What is asked: Locate and copy all lines bearing the word "Ahmed".

Data entries:
-- Start --
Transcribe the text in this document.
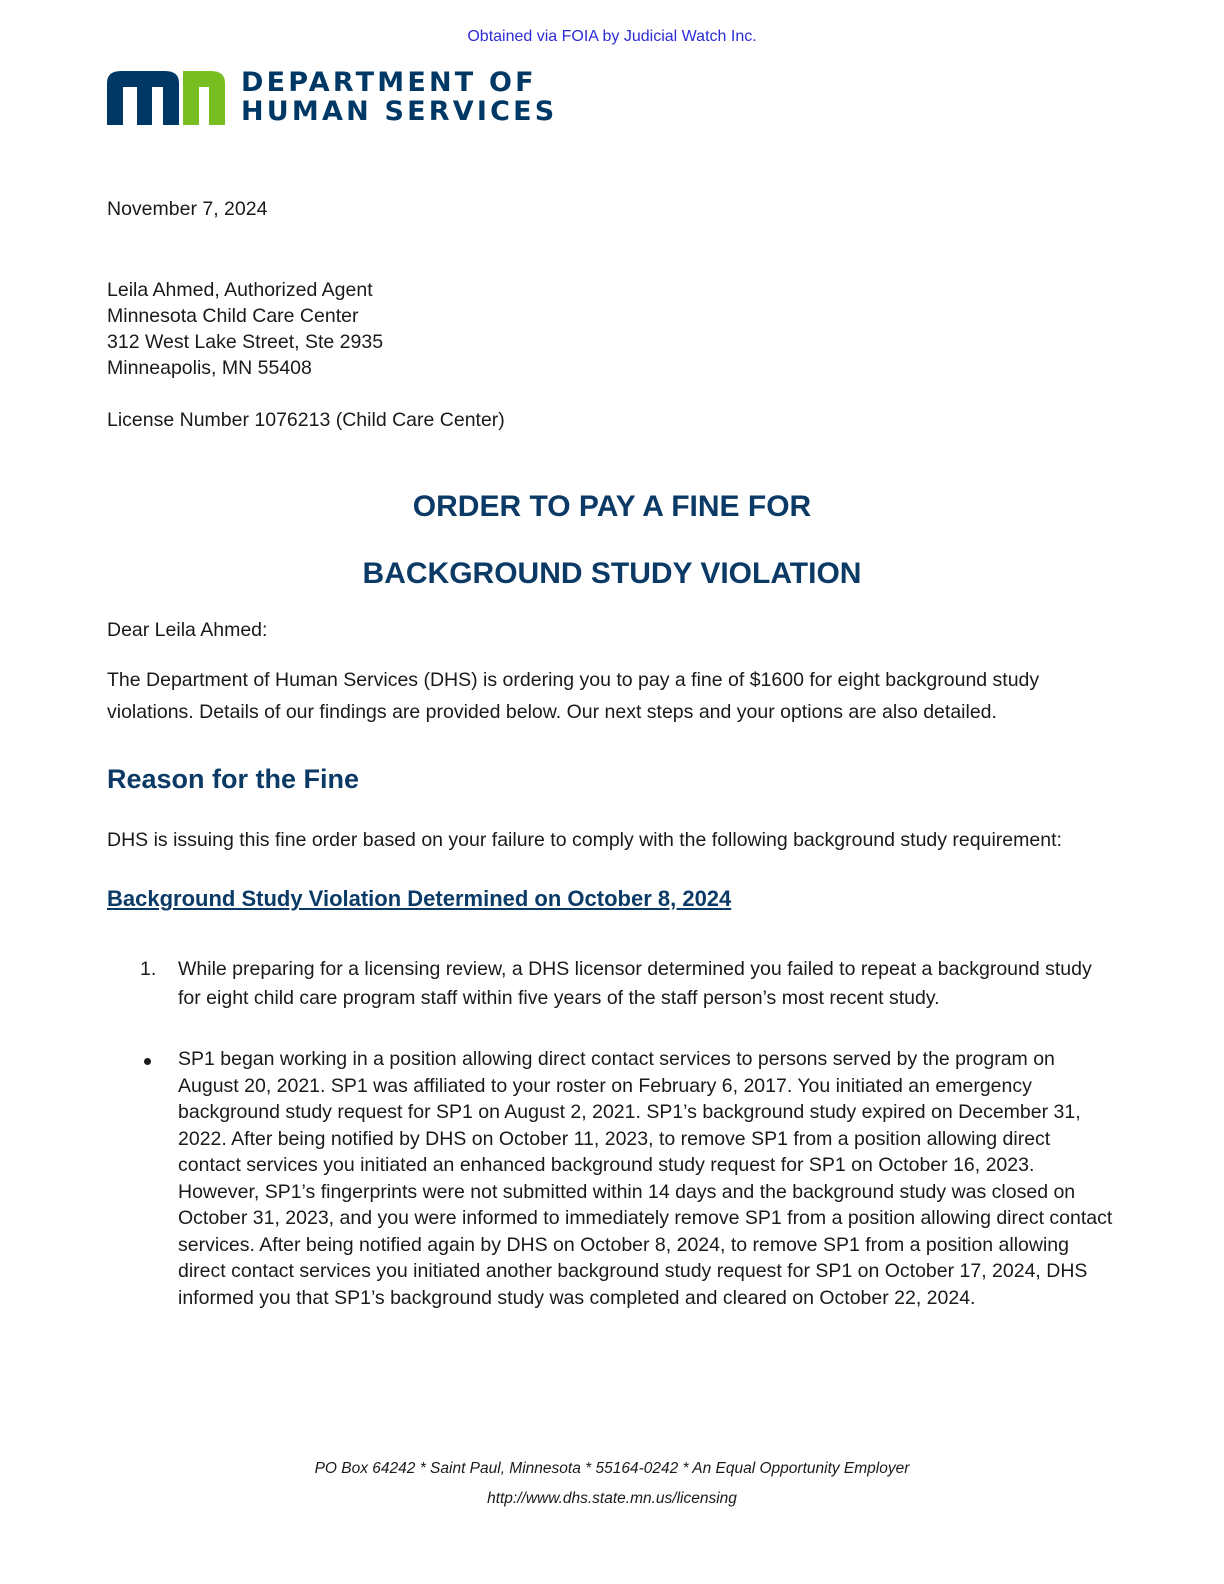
Obtained via FOIA by Judicial Watch Inc.
DEPARTMENT OF
HUMAN SERVICES
November 7, 2024
Leila Ahmed, Authorized Agent
Minnesota Child Care Center
312 West Lake Street, Ste 2935
Minneapolis, MN 55408
License Number 1076213 (Child Care Center)
ORDER TO PAY A FINE FOR
BACKGROUND STUDY VIOLATION
Dear Leila Ahmed:
The Department of Human Services (DHS) is ordering you to pay a fine of $1600 for eight background study violations. Details of our findings are provided below. Our next steps and your options are also detailed.
Reason for the Fine
DHS is issuing this fine order based on your failure to comply with the following background study requirement:
Background Study Violation Determined on October 8, 2024
1.	While preparing for a licensing review, a DHS licensor determined you failed to repeat a background study for eight child care program staff within five years of the staff person’s most recent study.
SP1 began working in a position allowing direct contact services to persons served by the program on August 20, 2021. SP1 was affiliated to your roster on February 6, 2017. You initiated an emergency background study request for SP1 on August 2, 2021. SP1’s background study expired on December 31, 2022. After being notified by DHS on October 11, 2023, to remove SP1 from a position allowing direct contact services you initiated an enhanced background study request for SP1 on October 16, 2023. However, SP1’s fingerprints were not submitted within 14 days and the background study was closed on October 31, 2023, and you were informed to immediately remove SP1 from a position allowing direct contact services. After being notified again by DHS on October 8, 2024, to remove SP1 from a position allowing direct contact services you initiated another background study request for SP1 on October 17, 2024, DHS informed you that SP1’s background study was completed and cleared on October 22, 2024.
PO Box 64242 * Saint Paul, Minnesota * 55164-0242 * An Equal Opportunity Employer
http://www.dhs.state.mn.us/licensing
-- End --
Answer for this exercise:
Leila Ahmed, Authorized Agent
Dear Leila Ahmed:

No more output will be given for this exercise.